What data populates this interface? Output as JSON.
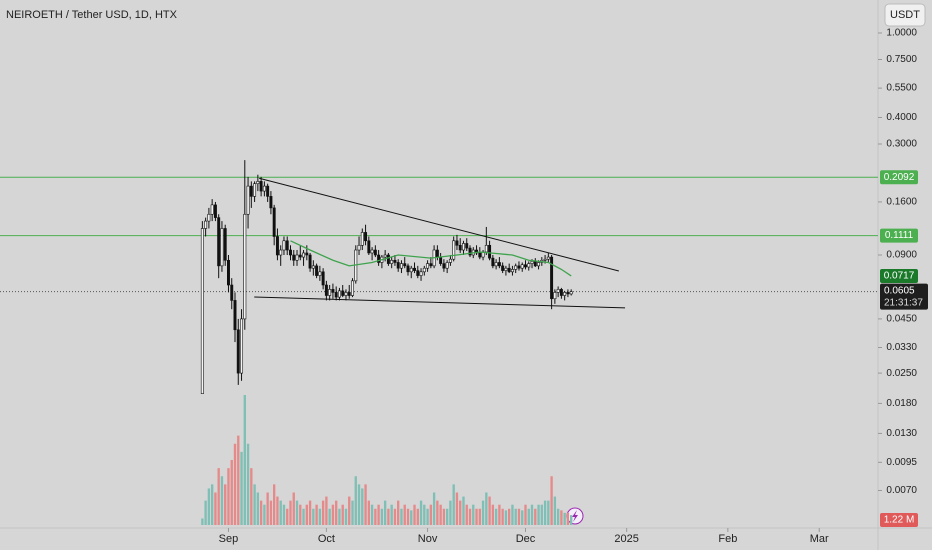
{
  "chart_data": {
    "type": "candlestick",
    "title": "NEIROETH / Tether USD, 1D, HTX",
    "currency_button": "USDT",
    "log_scale": true,
    "ylim": [
      0.00466,
      1.43
    ],
    "yticks": [
      {
        "value": 1,
        "label": "1.0000"
      },
      {
        "value": 0.75,
        "label": "0.7500"
      },
      {
        "value": 0.55,
        "label": "0.5500"
      },
      {
        "value": 0.4,
        "label": "0.4000"
      },
      {
        "value": 0.3,
        "label": "0.3000"
      },
      {
        "value": 0.16,
        "label": "0.1600"
      },
      {
        "value": 0.09,
        "label": "0.0900"
      },
      {
        "value": 0.045,
        "label": "0.0450"
      },
      {
        "value": 0.033,
        "label": "0.0330"
      },
      {
        "value": 0.025,
        "label": "0.0250"
      },
      {
        "value": 0.018,
        "label": "0.0180"
      },
      {
        "value": 0.013,
        "label": "0.0130"
      },
      {
        "value": 0.0095,
        "label": "0.0095"
      },
      {
        "value": 0.007,
        "label": "0.0070"
      }
    ],
    "xlim": [
      -62,
      207
    ],
    "xticks": [
      {
        "value": 8,
        "label": "Sep"
      },
      {
        "value": 38,
        "label": "Oct"
      },
      {
        "value": 69,
        "label": "Nov"
      },
      {
        "value": 99,
        "label": "Dec"
      },
      {
        "value": 130,
        "label": "2025"
      },
      {
        "value": 161,
        "label": "Feb"
      },
      {
        "value": 189,
        "label": "Mar"
      }
    ],
    "up_color": "#f4f4f4",
    "down_color": "#111111",
    "volume_up_color": "#7fbfb5",
    "volume_down_color": "#e58a8a",
    "candles": [
      [
        0.02,
        0.13,
        0.02,
        0.12
      ],
      [
        0.12,
        0.135,
        0.11,
        0.13
      ],
      [
        0.13,
        0.15,
        0.12,
        0.14
      ],
      [
        0.14,
        0.165,
        0.13,
        0.155
      ],
      [
        0.155,
        0.16,
        0.13,
        0.135
      ],
      [
        0.135,
        0.14,
        0.07,
        0.08
      ],
      [
        0.08,
        0.13,
        0.075,
        0.12
      ],
      [
        0.12,
        0.125,
        0.08,
        0.085
      ],
      [
        0.085,
        0.09,
        0.06,
        0.065
      ],
      [
        0.065,
        0.07,
        0.05,
        0.055
      ],
      [
        0.055,
        0.06,
        0.035,
        0.04
      ],
      [
        0.04,
        0.045,
        0.022,
        0.025
      ],
      [
        0.025,
        0.05,
        0.023,
        0.045
      ],
      [
        0.045,
        0.252,
        0.04,
        0.14
      ],
      [
        0.14,
        0.21,
        0.12,
        0.19
      ],
      [
        0.19,
        0.2,
        0.15,
        0.17
      ],
      [
        0.17,
        0.2,
        0.16,
        0.195
      ],
      [
        0.195,
        0.215,
        0.18,
        0.2
      ],
      [
        0.2,
        0.21,
        0.17,
        0.18
      ],
      [
        0.18,
        0.2,
        0.17,
        0.19
      ],
      [
        0.19,
        0.195,
        0.16,
        0.17
      ],
      [
        0.17,
        0.18,
        0.14,
        0.15
      ],
      [
        0.15,
        0.155,
        0.1,
        0.11
      ],
      [
        0.11,
        0.12,
        0.085,
        0.09
      ],
      [
        0.09,
        0.1,
        0.08,
        0.095
      ],
      [
        0.095,
        0.11,
        0.09,
        0.105
      ],
      [
        0.105,
        0.11,
        0.09,
        0.095
      ],
      [
        0.095,
        0.1,
        0.085,
        0.09
      ],
      [
        0.09,
        0.095,
        0.08,
        0.085
      ],
      [
        0.085,
        0.095,
        0.08,
        0.09
      ],
      [
        0.09,
        0.1,
        0.085,
        0.088
      ],
      [
        0.088,
        0.095,
        0.08,
        0.092
      ],
      [
        0.092,
        0.1,
        0.085,
        0.09
      ],
      [
        0.09,
        0.092,
        0.075,
        0.078
      ],
      [
        0.078,
        0.085,
        0.072,
        0.08
      ],
      [
        0.08,
        0.082,
        0.07,
        0.072
      ],
      [
        0.072,
        0.08,
        0.068,
        0.075
      ],
      [
        0.075,
        0.078,
        0.062,
        0.065
      ],
      [
        0.065,
        0.068,
        0.055,
        0.058
      ],
      [
        0.058,
        0.065,
        0.055,
        0.062
      ],
      [
        0.062,
        0.066,
        0.056,
        0.06
      ],
      [
        0.06,
        0.064,
        0.055,
        0.057
      ],
      [
        0.057,
        0.063,
        0.055,
        0.061
      ],
      [
        0.061,
        0.065,
        0.057,
        0.058
      ],
      [
        0.058,
        0.062,
        0.055,
        0.06
      ],
      [
        0.06,
        0.065,
        0.056,
        0.058
      ],
      [
        0.058,
        0.07,
        0.057,
        0.068
      ],
      [
        0.068,
        0.1,
        0.066,
        0.095
      ],
      [
        0.095,
        0.11,
        0.09,
        0.1
      ],
      [
        0.1,
        0.12,
        0.095,
        0.115
      ],
      [
        0.115,
        0.125,
        0.1,
        0.105
      ],
      [
        0.105,
        0.11,
        0.09,
        0.092
      ],
      [
        0.092,
        0.098,
        0.085,
        0.095
      ],
      [
        0.095,
        0.1,
        0.088,
        0.09
      ],
      [
        0.09,
        0.095,
        0.08,
        0.083
      ],
      [
        0.083,
        0.09,
        0.078,
        0.088
      ],
      [
        0.088,
        0.095,
        0.084,
        0.09
      ],
      [
        0.09,
        0.092,
        0.08,
        0.082
      ],
      [
        0.082,
        0.088,
        0.078,
        0.085
      ],
      [
        0.085,
        0.09,
        0.08,
        0.083
      ],
      [
        0.083,
        0.086,
        0.075,
        0.078
      ],
      [
        0.078,
        0.085,
        0.074,
        0.082
      ],
      [
        0.082,
        0.088,
        0.078,
        0.08
      ],
      [
        0.08,
        0.082,
        0.072,
        0.075
      ],
      [
        0.075,
        0.08,
        0.07,
        0.078
      ],
      [
        0.078,
        0.083,
        0.074,
        0.076
      ],
      [
        0.076,
        0.08,
        0.07,
        0.072
      ],
      [
        0.072,
        0.078,
        0.068,
        0.075
      ],
      [
        0.075,
        0.08,
        0.072,
        0.078
      ],
      [
        0.078,
        0.085,
        0.075,
        0.082
      ],
      [
        0.082,
        0.088,
        0.078,
        0.08
      ],
      [
        0.08,
        0.1,
        0.078,
        0.095
      ],
      [
        0.095,
        0.1,
        0.085,
        0.088
      ],
      [
        0.088,
        0.092,
        0.08,
        0.082
      ],
      [
        0.082,
        0.086,
        0.075,
        0.078
      ],
      [
        0.078,
        0.085,
        0.074,
        0.083
      ],
      [
        0.083,
        0.09,
        0.08,
        0.086
      ],
      [
        0.086,
        0.11,
        0.084,
        0.105
      ],
      [
        0.105,
        0.112,
        0.095,
        0.1
      ],
      [
        0.1,
        0.108,
        0.092,
        0.095
      ],
      [
        0.095,
        0.105,
        0.09,
        0.102
      ],
      [
        0.102,
        0.108,
        0.094,
        0.097
      ],
      [
        0.097,
        0.1,
        0.088,
        0.09
      ],
      [
        0.09,
        0.098,
        0.087,
        0.095
      ],
      [
        0.095,
        0.1,
        0.09,
        0.092
      ],
      [
        0.092,
        0.098,
        0.086,
        0.088
      ],
      [
        0.088,
        0.095,
        0.085,
        0.093
      ],
      [
        0.093,
        0.122,
        0.09,
        0.1
      ],
      [
        0.1,
        0.105,
        0.085,
        0.087
      ],
      [
        0.087,
        0.09,
        0.078,
        0.08
      ],
      [
        0.08,
        0.086,
        0.077,
        0.083
      ],
      [
        0.083,
        0.088,
        0.078,
        0.08
      ],
      [
        0.08,
        0.083,
        0.074,
        0.076
      ],
      [
        0.076,
        0.08,
        0.072,
        0.078
      ],
      [
        0.078,
        0.082,
        0.074,
        0.075
      ],
      [
        0.075,
        0.08,
        0.072,
        0.077
      ],
      [
        0.077,
        0.082,
        0.074,
        0.08
      ],
      [
        0.08,
        0.084,
        0.076,
        0.078
      ],
      [
        0.078,
        0.083,
        0.075,
        0.081
      ],
      [
        0.081,
        0.085,
        0.077,
        0.079
      ],
      [
        0.079,
        0.084,
        0.076,
        0.082
      ],
      [
        0.082,
        0.086,
        0.078,
        0.084
      ],
      [
        0.084,
        0.087,
        0.079,
        0.08
      ],
      [
        0.08,
        0.085,
        0.077,
        0.083
      ],
      [
        0.083,
        0.088,
        0.08,
        0.085
      ],
      [
        0.085,
        0.09,
        0.082,
        0.086
      ],
      [
        0.086,
        0.092,
        0.083,
        0.088
      ],
      [
        0.088,
        0.09,
        0.05,
        0.056
      ],
      [
        0.056,
        0.062,
        0.053,
        0.06
      ],
      [
        0.06,
        0.064,
        0.057,
        0.062
      ],
      [
        0.062,
        0.063,
        0.056,
        0.058
      ],
      [
        0.058,
        0.061,
        0.055,
        0.06
      ],
      [
        0.06,
        0.062,
        0.057,
        0.059
      ],
      [
        0.059,
        0.062,
        0.058,
        0.0605
      ]
    ],
    "volume": [
      0.8,
      3,
      4.5,
      5,
      4,
      7,
      6,
      5,
      7,
      8,
      10,
      11,
      9,
      16,
      10,
      7,
      5,
      4,
      3,
      2.5,
      4,
      3,
      5,
      3.5,
      3,
      2.5,
      2,
      3,
      4,
      3,
      2.5,
      2,
      2.5,
      3,
      2,
      2.5,
      2,
      3,
      3.5,
      2,
      2.5,
      3,
      2,
      2.5,
      2,
      3.5,
      3,
      6,
      5,
      4.5,
      5,
      3,
      2.5,
      2,
      2.5,
      2,
      3,
      2,
      2.5,
      2,
      3,
      2,
      2.5,
      2,
      1.8,
      2.5,
      2,
      3,
      2.5,
      2,
      2.5,
      4,
      3,
      2.5,
      2,
      2,
      3,
      5,
      4,
      3,
      3.5,
      2.5,
      2,
      2.5,
      2,
      2,
      3,
      4,
      3.5,
      2.5,
      2,
      2.5,
      2,
      1.8,
      2,
      2.5,
      2,
      2,
      1.8,
      2.5,
      2,
      2.5,
      2,
      2.5,
      2.5,
      3,
      3,
      6,
      3.5,
      2,
      1.8,
      1.5,
      1.5,
      1.22
    ],
    "volume_last_label": "1.22 M",
    "ma": {
      "color": "#3fa34d",
      "x": [
        27,
        33,
        40,
        45,
        52,
        60,
        70,
        78,
        85,
        95,
        100,
        106,
        110,
        113
      ],
      "values": [
        0.105,
        0.095,
        0.085,
        0.08,
        0.083,
        0.09,
        0.087,
        0.09,
        0.093,
        0.09,
        0.085,
        0.083,
        0.077,
        0.0717
      ]
    },
    "levels": [
      {
        "value": 0.2092,
        "color": "#4caf50"
      },
      {
        "value": 0.1111,
        "color": "#4caf50"
      }
    ],
    "trendlines": [
      {
        "x": [
          17.4,
          127.6
        ],
        "values": [
          0.207,
          0.0757
        ]
      },
      {
        "x": [
          15.9,
          129.5
        ],
        "values": [
          0.0571,
          0.0507
        ]
      }
    ],
    "last_price": 0.0605,
    "countdown": "21:31:37"
  }
}
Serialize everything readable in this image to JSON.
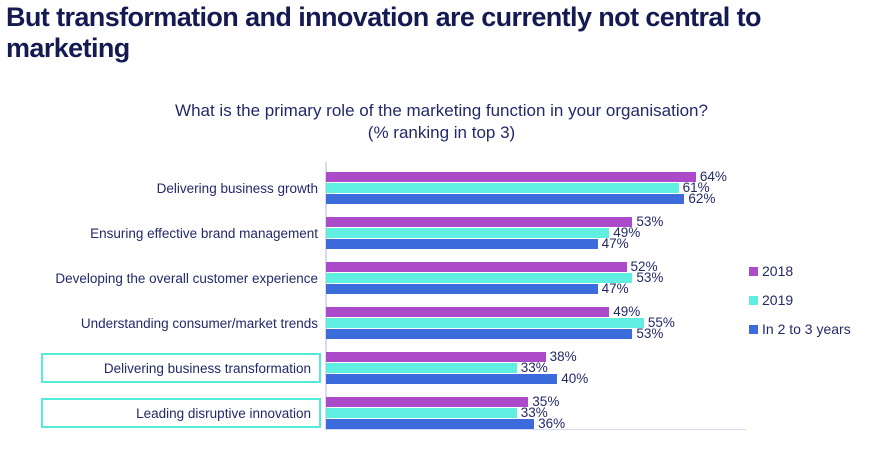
{
  "page": {
    "heading": "But transformation and innovation are currently not central to marketing"
  },
  "chart_data": {
    "type": "bar",
    "orientation": "horizontal",
    "title": "What is the primary role of the marketing function in your organisation?",
    "subtitle": "(% ranking in top 3)",
    "categories": [
      "Delivering business growth",
      "Ensuring effective brand management",
      "Developing the overall customer experience",
      "Understanding consumer/market trends",
      "Delivering business transformation",
      "Leading disruptive innovation"
    ],
    "series": [
      {
        "name": "2018",
        "color": "#AC4BC9",
        "values": [
          64,
          53,
          52,
          49,
          38,
          35
        ]
      },
      {
        "name": "2019",
        "color": "#5FEEDF",
        "values": [
          61,
          49,
          53,
          55,
          33,
          33
        ]
      },
      {
        "name": "In 2 to 3 years",
        "color": "#3C6CDC",
        "values": [
          62,
          47,
          47,
          53,
          40,
          36
        ]
      }
    ],
    "value_suffix": "%",
    "highlighted_categories": [
      "Delivering business transformation",
      "Leading disruptive innovation"
    ],
    "legend_position": "right",
    "axis": {
      "xlim": [
        0,
        100
      ],
      "gridlines": false
    }
  },
  "style": {
    "heading_color": "#141A52",
    "text_color": "#232968",
    "highlight_border": "#55EBDA",
    "axis_line_color": "#D9DAF2",
    "background": "#FFFFFF"
  }
}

════════════════════

• [Description of the task]:
All lines from the line containing "Serialize everything readable" through the end of the listing above are to be given again exactly; pictures are not part of the copy.

• [The completed task]:
Serialize everything readable in this image to JSON.
{
  "page": {
    "heading": "But transformation and innovation are currently not central to marketing"
  },
  "chart_data": {
    "type": "bar",
    "orientation": "horizontal",
    "title": "What is the primary role of the marketing function in your organisation?",
    "subtitle": "(% ranking in top 3)",
    "categories": [
      "Delivering business growth",
      "Ensuring effective brand management",
      "Developing the overall customer experience",
      "Understanding consumer/market trends",
      "Delivering business transformation",
      "Leading disruptive innovation"
    ],
    "series": [
      {
        "name": "2018",
        "color": "#AC4BC9",
        "values": [
          64,
          53,
          52,
          49,
          38,
          35
        ]
      },
      {
        "name": "2019",
        "color": "#5FEEDF",
        "values": [
          61,
          49,
          53,
          55,
          33,
          33
        ]
      },
      {
        "name": "In 2 to 3 years",
        "color": "#3C6CDC",
        "values": [
          62,
          47,
          47,
          53,
          40,
          36
        ]
      }
    ],
    "value_suffix": "%",
    "highlighted_categories": [
      "Delivering business transformation",
      "Leading disruptive innovation"
    ],
    "legend_position": "right",
    "axis": {
      "xlim": [
        0,
        100
      ],
      "gridlines": false
    }
  },
  "style": {
    "heading_color": "#141A52",
    "text_color": "#232968",
    "highlight_border": "#55EBDA",
    "axis_line_color": "#D9DAF2",
    "background": "#FFFFFF"
  }
}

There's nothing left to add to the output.